▶ **STATED GOAL**: Entries follow. Set all of them down as they stand.

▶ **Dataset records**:
+++
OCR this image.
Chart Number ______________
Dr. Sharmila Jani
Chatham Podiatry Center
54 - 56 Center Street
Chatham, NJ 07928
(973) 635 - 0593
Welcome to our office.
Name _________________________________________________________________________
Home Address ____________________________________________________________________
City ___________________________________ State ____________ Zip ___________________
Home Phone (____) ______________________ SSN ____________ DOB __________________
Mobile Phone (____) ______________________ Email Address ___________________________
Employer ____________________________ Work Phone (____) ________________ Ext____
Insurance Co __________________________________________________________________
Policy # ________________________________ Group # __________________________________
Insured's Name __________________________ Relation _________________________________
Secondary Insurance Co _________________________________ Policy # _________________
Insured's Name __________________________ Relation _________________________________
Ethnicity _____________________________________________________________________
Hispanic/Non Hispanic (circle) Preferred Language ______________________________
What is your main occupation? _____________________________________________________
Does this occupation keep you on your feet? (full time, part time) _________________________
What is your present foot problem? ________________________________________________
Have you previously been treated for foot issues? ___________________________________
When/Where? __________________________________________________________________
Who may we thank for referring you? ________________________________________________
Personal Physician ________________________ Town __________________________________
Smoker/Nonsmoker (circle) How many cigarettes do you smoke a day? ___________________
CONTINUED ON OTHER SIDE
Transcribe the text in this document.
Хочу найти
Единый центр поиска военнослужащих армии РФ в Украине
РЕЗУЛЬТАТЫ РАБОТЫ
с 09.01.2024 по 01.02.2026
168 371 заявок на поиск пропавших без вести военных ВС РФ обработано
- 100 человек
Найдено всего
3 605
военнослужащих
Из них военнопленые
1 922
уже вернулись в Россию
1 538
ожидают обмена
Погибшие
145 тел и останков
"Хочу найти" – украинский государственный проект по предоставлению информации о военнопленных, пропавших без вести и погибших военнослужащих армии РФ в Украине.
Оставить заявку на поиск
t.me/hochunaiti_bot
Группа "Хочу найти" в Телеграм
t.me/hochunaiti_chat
+++
▶ **ANSWER FOR THE TASK**:
OCR this image.
Chart Number ______________
Dr. Sharmila Jani
Chatham Podiatry Center
54 - 56 Center Street
Chatham, NJ 07928
(973) 635 - 0593
Welcome to our office.
Name _________________________________________________________________________
Home Address ____________________________________________________________________
City ___________________________________ State ____________ Zip ___________________
Home Phone (____) ______________________ SSN ____________ DOB __________________
Mobile Phone (____) ______________________ Email Address ___________________________
Employer ____________________________ Work Phone (____) ________________ Ext____
Insurance Co __________________________________________________________________
Policy # ________________________________ Group # __________________________________
Insured's Name __________________________ Relation _________________________________
Secondary Insurance Co _________________________________ Policy # _________________
Insured's Name __________________________ Relation _________________________________
Ethnicity _____________________________________________________________________
Hispanic/Non Hispanic (circle) Preferred Language ______________________________
What is your main occupation? _____________________________________________________
Does this occupation keep you on your feet? (full time, part time) _________________________
What is your present foot problem? ________________________________________________
Have you previously been treated for foot issues? ___________________________________
When/Where? __________________________________________________________________
Who may we thank for referring you? ________________________________________________
Personal Physician ________________________ Town __________________________________
Smoker/Nonsmoker (circle) How many cigarettes do you smoke a day? ___________________
CONTINUED ON OTHER SIDE
Transcribe the text in this document.
Хочу найти
Единый центр поиска военнослужащих армии РФ в Украине
РЕЗУЛЬТАТЫ РАБОТЫ
с 09.01.2024 по 01.02.2026
168 371 заявок на поиск пропавших без вести военных ВС РФ обработано
- 100 человек
Найдено всего
3 605
военнослужащих
Из них военнопленые
1 922
уже вернулись в Россию
1 538
ожидают обмена
Погибшие
145 тел и останков
"Хочу найти" – украинский государственный проект по предоставлению информации о военнопленных, пропавших без вести и погибших военнослужащих армии РФ в Украине.
Оставить заявку на поиск
t.me/hochunaiti_bot
Группа "Хочу найти" в Телеграм
t.me/hochunaiti_chat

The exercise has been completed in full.